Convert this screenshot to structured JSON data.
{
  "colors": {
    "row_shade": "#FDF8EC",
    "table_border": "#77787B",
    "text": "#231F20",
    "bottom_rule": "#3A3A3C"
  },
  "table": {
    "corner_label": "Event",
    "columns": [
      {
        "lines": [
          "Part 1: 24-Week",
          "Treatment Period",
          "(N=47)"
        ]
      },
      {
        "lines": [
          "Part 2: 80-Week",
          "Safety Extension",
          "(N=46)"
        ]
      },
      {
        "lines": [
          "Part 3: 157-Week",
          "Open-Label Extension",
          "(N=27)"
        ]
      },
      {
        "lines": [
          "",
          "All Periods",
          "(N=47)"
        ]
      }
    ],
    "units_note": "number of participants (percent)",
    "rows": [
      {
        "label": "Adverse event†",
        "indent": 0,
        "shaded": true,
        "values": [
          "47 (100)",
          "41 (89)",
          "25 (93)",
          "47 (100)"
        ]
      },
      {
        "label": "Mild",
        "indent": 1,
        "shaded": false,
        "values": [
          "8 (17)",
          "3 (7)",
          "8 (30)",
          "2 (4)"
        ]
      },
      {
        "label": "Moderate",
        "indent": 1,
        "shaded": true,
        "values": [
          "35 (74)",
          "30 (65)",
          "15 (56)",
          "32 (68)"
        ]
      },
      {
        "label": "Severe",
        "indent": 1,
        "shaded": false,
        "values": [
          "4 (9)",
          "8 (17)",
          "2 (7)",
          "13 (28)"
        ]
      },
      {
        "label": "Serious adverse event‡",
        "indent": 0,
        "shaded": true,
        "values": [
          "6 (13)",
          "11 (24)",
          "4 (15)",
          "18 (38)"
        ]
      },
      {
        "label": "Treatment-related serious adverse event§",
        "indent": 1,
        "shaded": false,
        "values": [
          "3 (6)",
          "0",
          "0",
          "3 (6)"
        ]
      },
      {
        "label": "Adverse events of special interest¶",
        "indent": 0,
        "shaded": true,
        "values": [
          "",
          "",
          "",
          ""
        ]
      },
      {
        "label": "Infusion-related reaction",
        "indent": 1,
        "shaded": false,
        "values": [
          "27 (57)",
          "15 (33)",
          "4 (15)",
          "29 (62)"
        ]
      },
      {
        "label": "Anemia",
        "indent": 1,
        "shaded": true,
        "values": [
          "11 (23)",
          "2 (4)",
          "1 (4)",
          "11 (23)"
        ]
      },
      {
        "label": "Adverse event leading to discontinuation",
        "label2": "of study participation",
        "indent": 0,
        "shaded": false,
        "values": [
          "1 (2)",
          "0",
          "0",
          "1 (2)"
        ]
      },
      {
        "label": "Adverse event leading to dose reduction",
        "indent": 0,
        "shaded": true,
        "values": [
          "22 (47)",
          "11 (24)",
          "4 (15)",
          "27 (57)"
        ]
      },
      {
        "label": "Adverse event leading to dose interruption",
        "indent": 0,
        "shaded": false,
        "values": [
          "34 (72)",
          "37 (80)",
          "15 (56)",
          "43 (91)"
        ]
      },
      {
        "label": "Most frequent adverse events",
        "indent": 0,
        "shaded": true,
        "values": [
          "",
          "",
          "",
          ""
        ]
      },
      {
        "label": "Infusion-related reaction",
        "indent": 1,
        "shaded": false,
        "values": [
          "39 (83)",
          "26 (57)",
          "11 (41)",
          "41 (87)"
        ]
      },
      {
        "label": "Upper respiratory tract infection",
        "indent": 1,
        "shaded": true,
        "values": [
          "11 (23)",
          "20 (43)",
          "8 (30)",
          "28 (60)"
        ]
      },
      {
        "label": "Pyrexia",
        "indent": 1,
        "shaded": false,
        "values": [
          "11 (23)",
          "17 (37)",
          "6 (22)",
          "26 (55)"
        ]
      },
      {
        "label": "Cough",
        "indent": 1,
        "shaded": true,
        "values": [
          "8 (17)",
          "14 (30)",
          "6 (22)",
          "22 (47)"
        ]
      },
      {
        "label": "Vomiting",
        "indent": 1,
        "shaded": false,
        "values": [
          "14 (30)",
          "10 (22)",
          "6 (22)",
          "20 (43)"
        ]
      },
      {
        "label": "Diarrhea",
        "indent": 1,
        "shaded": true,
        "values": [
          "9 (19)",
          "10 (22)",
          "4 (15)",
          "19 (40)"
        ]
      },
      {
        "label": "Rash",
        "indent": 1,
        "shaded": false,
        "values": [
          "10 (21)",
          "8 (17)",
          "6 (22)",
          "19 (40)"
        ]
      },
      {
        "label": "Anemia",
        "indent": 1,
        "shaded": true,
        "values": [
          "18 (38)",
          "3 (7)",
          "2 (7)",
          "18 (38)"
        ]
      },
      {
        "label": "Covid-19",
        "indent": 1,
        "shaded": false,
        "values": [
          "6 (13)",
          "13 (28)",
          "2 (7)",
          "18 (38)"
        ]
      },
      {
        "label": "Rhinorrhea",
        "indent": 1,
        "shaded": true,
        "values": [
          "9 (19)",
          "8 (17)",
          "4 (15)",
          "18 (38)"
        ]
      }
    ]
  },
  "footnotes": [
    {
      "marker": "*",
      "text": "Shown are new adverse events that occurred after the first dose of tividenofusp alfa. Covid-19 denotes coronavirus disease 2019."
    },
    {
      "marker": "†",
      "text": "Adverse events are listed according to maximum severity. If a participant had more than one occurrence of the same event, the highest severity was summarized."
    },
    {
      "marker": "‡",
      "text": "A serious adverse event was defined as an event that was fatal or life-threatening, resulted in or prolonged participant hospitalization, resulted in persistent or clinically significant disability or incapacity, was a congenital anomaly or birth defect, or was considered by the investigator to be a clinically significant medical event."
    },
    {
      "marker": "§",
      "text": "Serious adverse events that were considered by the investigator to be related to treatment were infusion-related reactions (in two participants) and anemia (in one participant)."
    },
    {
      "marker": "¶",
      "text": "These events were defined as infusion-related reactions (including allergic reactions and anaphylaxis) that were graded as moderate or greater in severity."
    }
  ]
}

□ □ □ □

Work to be completed:
Tell how many lines above include the word "leading". Give the number alone.

Solution for this task:
3